Entries drawn from a collection
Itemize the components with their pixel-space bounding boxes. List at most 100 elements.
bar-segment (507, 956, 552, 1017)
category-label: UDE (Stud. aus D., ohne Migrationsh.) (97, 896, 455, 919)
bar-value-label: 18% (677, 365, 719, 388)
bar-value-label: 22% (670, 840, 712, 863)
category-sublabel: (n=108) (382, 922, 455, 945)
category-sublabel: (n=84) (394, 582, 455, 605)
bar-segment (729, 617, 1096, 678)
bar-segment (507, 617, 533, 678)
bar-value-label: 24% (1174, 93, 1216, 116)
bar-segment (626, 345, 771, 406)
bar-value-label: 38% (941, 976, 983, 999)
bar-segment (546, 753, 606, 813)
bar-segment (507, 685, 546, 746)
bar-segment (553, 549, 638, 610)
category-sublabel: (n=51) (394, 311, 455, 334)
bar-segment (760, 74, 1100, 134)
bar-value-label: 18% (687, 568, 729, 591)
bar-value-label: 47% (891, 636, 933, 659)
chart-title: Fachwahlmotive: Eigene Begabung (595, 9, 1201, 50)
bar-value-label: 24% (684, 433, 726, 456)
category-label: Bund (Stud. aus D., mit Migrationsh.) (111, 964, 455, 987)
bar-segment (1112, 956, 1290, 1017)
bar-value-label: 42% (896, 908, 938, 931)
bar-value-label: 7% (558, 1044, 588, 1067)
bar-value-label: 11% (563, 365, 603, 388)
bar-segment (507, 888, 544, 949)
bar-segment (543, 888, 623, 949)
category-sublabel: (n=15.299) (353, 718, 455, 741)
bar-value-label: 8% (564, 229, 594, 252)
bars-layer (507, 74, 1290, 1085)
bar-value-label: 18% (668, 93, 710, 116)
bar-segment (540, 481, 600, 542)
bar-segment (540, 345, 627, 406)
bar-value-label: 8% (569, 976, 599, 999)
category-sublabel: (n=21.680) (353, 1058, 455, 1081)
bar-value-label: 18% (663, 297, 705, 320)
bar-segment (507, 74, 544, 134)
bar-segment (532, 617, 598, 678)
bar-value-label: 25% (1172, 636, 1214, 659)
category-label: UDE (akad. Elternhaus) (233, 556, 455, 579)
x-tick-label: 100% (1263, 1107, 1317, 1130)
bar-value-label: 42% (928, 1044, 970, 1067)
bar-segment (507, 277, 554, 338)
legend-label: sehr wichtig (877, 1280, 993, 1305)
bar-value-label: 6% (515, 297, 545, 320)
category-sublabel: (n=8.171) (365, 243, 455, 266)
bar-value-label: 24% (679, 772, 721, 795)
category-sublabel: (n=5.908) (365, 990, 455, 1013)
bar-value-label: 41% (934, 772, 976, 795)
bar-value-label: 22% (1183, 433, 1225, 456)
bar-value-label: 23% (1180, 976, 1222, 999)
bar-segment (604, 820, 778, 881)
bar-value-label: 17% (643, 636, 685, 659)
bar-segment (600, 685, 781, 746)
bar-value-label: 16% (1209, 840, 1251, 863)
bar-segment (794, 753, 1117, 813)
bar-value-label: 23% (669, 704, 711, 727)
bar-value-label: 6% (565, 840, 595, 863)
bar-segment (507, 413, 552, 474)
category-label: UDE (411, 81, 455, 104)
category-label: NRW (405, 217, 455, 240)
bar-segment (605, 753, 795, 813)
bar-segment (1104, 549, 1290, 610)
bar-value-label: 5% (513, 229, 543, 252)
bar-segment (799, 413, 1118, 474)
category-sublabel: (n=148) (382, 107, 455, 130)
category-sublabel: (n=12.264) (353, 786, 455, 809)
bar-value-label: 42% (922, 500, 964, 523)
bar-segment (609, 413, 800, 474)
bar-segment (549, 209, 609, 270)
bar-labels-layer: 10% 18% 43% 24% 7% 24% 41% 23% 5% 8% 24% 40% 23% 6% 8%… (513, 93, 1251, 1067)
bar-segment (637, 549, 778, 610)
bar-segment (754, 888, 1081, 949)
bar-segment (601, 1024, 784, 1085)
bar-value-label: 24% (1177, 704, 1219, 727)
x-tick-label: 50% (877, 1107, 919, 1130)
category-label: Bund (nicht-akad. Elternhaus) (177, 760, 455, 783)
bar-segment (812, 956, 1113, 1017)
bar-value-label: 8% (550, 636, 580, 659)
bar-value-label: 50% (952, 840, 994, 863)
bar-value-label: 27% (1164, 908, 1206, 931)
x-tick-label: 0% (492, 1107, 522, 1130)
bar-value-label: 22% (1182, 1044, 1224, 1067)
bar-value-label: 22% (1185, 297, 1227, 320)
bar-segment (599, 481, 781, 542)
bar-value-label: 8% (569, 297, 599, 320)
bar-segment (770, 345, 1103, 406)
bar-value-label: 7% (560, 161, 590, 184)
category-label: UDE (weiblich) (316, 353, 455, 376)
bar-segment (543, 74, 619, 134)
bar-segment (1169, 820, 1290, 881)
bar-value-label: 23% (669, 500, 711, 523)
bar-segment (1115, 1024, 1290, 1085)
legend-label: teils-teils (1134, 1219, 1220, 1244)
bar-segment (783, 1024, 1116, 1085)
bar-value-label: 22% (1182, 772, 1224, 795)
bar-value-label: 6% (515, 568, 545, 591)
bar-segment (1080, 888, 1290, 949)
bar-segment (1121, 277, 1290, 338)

▶ Objective:
Return the records word for word, starting from the very beginning and ending with the line that contains "bar-segment (729, 617, 1096, 678)", including that line.

▶ The reply:
Itemize the components with their pixel-space bounding boxes. List at most 100 elements.
bar-segment (507, 956, 552, 1017)
category-label: UDE (Stud. aus D., ohne Migrationsh.) (97, 896, 455, 919)
bar-value-label: 18% (677, 365, 719, 388)
bar-value-label: 22% (670, 840, 712, 863)
category-sublabel: (n=108) (382, 922, 455, 945)
category-sublabel: (n=84) (394, 582, 455, 605)
bar-segment (729, 617, 1096, 678)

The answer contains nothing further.